━━ Supplied records ━━
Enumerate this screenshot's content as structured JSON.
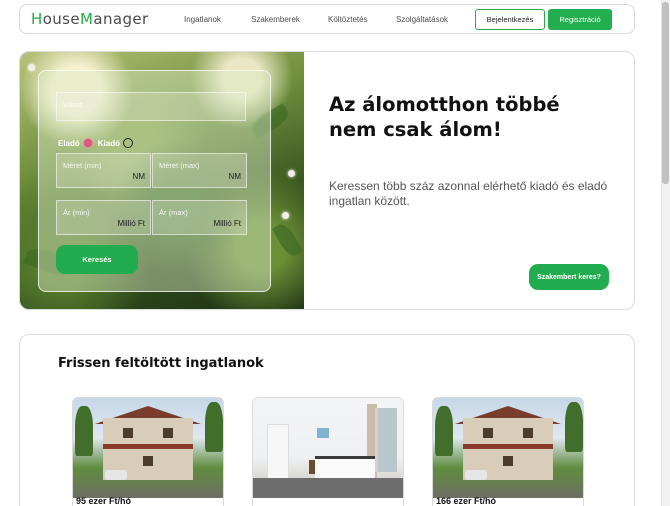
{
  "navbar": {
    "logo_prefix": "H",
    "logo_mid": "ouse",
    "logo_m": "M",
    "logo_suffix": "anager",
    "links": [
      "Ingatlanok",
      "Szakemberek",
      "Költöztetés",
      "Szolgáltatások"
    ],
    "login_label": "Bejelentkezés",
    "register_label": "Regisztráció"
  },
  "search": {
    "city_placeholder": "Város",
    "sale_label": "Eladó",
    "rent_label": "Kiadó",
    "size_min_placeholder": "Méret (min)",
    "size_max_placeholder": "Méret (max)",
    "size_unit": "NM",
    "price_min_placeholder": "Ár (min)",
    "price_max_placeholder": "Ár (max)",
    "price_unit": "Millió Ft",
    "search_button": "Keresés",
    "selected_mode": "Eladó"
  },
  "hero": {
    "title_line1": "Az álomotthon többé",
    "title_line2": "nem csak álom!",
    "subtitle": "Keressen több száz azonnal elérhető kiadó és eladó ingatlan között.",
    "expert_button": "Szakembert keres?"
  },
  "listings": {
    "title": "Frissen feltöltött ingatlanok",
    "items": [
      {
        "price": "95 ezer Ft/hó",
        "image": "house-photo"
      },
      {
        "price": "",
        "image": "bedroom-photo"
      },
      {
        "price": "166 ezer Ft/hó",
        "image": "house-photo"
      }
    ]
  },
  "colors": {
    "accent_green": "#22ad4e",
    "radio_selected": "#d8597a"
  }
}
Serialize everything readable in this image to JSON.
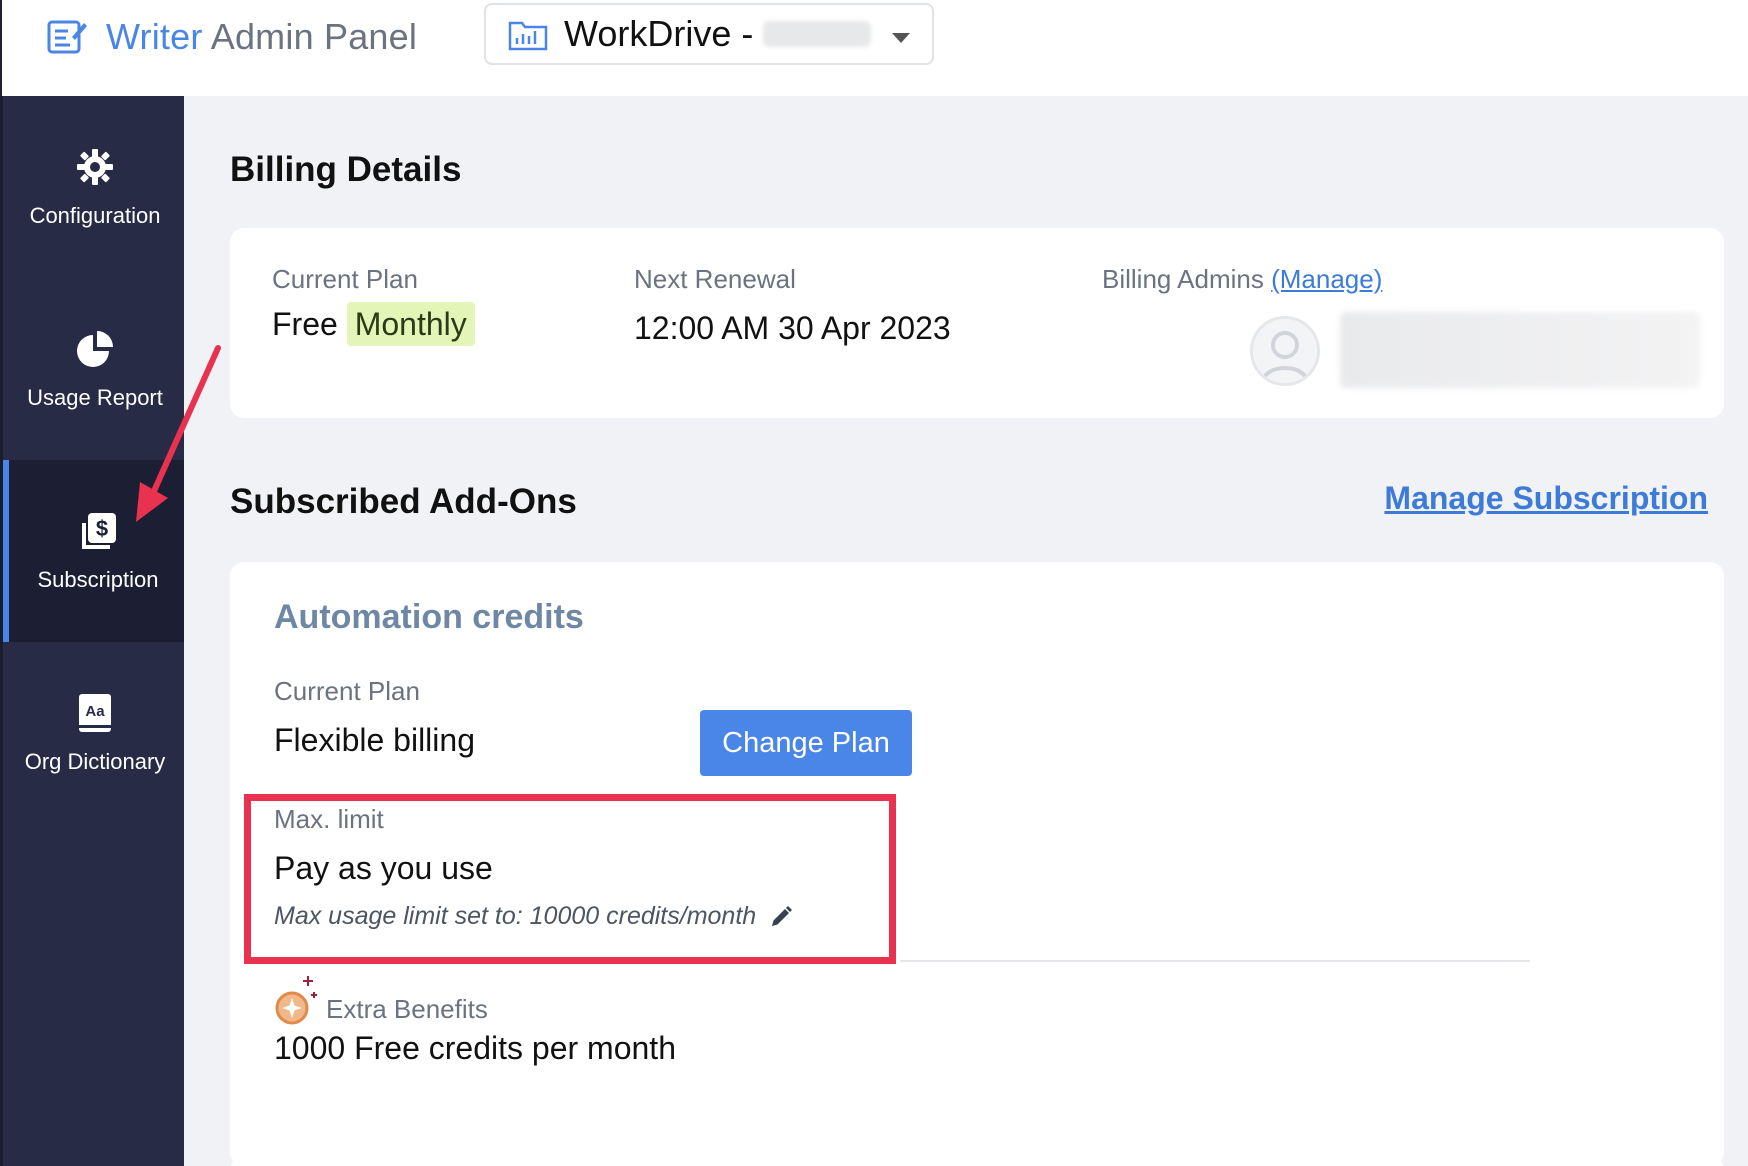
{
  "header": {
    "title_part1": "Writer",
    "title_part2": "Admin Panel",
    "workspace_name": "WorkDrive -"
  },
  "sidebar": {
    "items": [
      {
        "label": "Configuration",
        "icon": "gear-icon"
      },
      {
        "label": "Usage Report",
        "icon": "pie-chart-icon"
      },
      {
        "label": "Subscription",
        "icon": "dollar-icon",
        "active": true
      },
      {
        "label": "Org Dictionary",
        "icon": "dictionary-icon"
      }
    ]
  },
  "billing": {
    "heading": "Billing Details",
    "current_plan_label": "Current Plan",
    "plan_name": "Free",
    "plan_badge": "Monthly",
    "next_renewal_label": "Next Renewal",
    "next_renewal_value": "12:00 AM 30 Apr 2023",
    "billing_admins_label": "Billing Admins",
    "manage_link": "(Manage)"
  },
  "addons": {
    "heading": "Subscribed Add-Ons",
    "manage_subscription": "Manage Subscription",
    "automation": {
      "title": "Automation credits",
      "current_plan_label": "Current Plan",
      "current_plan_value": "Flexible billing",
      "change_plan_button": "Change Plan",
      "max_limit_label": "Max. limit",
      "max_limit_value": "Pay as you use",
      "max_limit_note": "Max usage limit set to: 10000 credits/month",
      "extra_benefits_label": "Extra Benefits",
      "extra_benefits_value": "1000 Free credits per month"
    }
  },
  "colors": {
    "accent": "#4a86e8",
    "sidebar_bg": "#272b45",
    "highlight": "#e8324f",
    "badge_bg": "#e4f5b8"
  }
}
━━━
━━ Supplied records ━━
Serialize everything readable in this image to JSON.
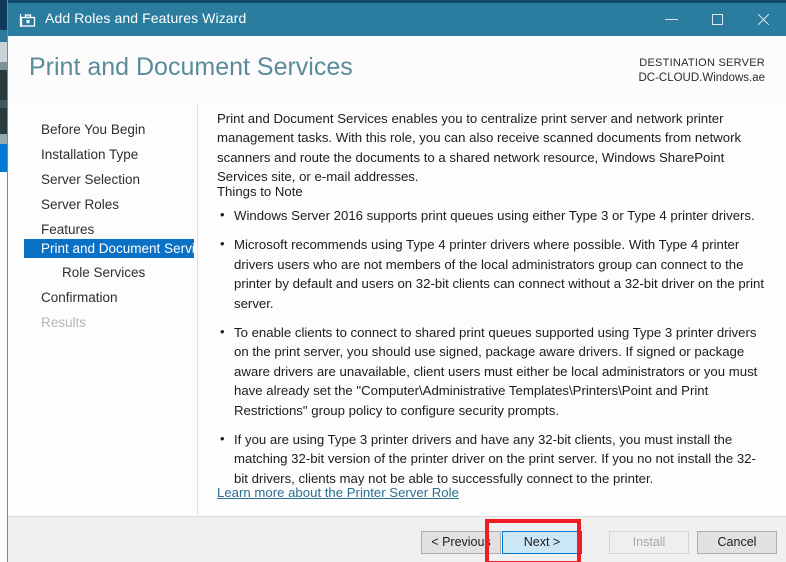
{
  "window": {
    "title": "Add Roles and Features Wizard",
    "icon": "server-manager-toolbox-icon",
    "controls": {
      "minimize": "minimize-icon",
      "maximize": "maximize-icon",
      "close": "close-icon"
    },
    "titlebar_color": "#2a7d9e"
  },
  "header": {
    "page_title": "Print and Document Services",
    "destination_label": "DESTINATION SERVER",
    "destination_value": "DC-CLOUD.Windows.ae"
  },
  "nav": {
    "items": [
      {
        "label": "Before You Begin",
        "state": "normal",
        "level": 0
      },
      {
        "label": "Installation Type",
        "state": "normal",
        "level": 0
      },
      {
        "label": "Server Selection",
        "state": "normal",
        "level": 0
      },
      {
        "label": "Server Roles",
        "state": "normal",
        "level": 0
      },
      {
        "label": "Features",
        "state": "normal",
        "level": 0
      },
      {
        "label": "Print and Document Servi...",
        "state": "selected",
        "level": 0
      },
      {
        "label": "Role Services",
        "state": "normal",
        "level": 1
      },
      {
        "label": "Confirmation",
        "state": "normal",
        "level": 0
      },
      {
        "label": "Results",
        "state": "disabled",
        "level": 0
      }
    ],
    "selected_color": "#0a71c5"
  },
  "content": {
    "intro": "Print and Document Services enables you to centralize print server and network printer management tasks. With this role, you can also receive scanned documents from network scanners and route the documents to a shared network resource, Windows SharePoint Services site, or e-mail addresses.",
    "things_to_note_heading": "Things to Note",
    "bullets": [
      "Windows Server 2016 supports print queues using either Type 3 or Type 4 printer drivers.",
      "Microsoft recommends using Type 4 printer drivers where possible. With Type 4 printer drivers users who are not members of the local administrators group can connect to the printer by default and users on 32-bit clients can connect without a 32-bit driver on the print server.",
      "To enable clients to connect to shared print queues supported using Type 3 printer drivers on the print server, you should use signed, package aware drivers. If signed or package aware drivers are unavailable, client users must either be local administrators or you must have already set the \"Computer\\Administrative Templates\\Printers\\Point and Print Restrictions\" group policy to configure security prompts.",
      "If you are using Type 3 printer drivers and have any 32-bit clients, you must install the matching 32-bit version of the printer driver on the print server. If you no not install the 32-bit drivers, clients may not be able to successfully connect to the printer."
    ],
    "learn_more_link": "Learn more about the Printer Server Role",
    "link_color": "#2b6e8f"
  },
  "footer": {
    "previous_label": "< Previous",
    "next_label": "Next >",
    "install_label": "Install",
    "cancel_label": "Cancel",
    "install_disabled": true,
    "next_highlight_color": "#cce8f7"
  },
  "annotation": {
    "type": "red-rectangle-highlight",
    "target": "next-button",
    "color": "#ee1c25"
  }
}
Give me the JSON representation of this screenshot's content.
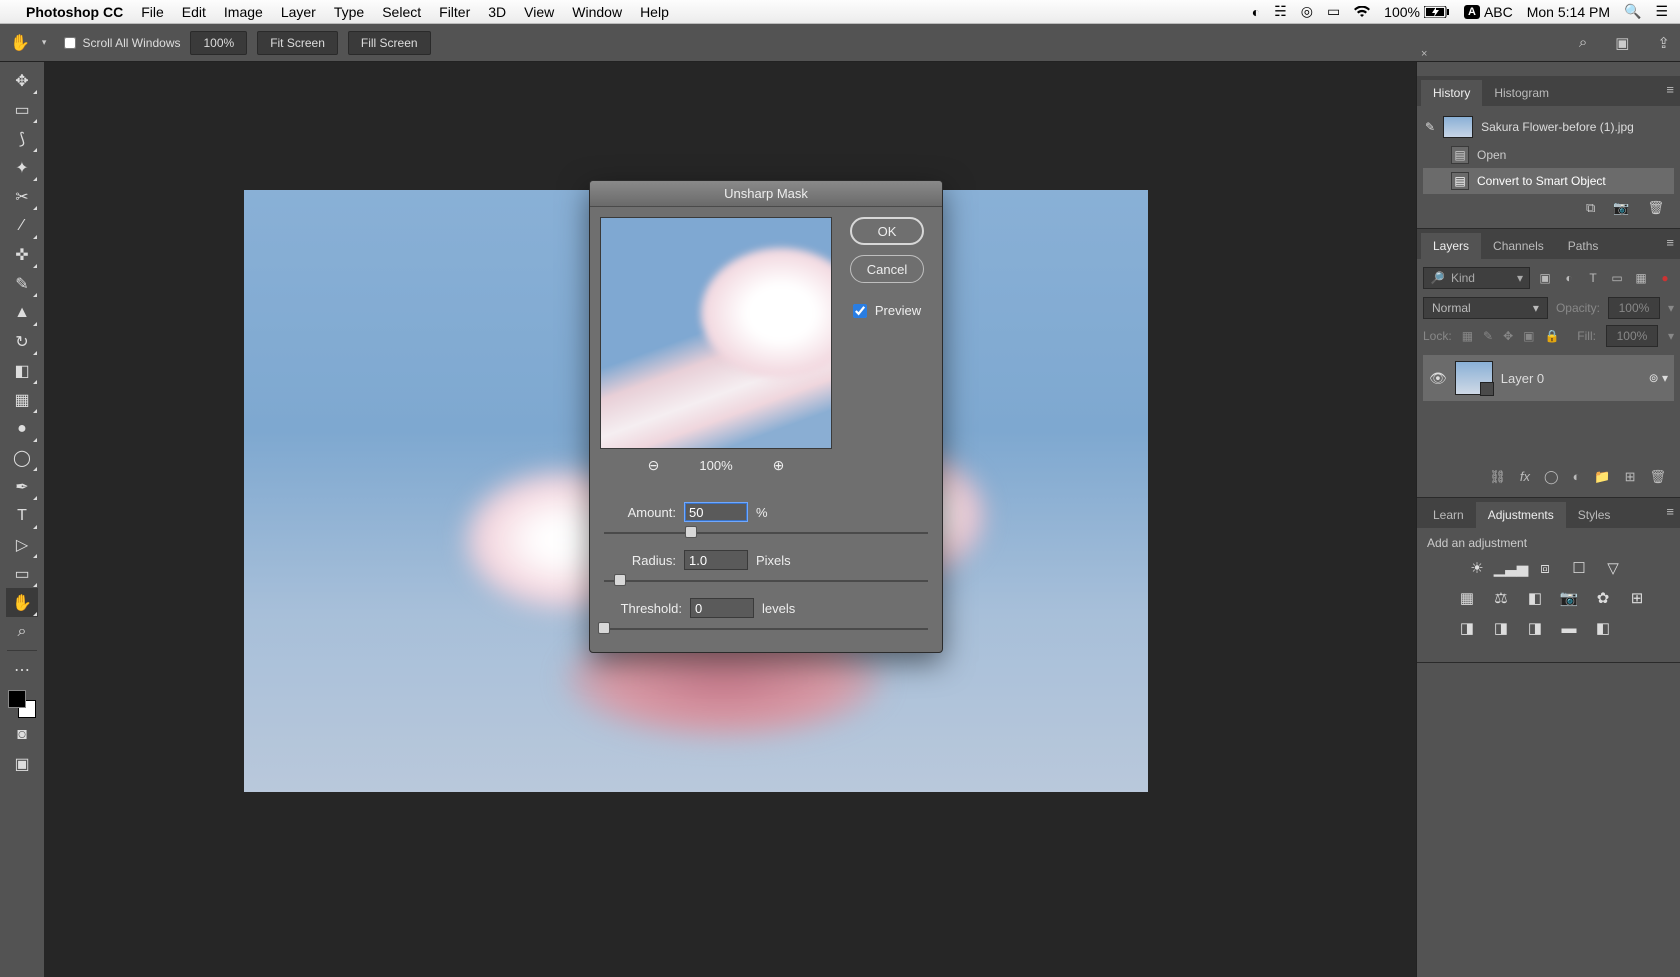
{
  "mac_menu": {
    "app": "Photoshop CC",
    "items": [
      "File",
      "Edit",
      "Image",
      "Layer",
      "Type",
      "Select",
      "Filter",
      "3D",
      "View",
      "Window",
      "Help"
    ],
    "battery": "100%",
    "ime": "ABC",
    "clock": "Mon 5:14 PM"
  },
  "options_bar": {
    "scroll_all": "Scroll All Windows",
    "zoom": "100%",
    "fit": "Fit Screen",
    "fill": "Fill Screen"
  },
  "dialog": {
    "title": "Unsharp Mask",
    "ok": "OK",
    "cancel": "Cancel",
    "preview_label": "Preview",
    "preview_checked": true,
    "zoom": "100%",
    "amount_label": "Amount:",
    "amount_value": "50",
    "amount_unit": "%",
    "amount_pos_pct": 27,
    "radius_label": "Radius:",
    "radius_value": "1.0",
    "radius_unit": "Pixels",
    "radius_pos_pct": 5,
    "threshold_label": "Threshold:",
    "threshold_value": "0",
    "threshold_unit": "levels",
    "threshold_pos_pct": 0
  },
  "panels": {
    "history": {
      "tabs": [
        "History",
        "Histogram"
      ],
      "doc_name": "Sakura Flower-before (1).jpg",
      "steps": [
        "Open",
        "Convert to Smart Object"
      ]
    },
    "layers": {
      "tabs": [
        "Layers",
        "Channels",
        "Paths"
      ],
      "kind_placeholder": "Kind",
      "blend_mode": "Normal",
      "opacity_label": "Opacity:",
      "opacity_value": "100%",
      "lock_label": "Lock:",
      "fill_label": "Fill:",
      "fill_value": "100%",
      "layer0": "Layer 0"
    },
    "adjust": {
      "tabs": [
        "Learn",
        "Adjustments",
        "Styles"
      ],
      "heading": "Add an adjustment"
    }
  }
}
━━━
What to work on —
Go through the data above and find the lines with the word "Roles". Copy each of those lines.

The completed task —
    "title": "Add Roles and Features Wizard",
        "label": "Server Roles",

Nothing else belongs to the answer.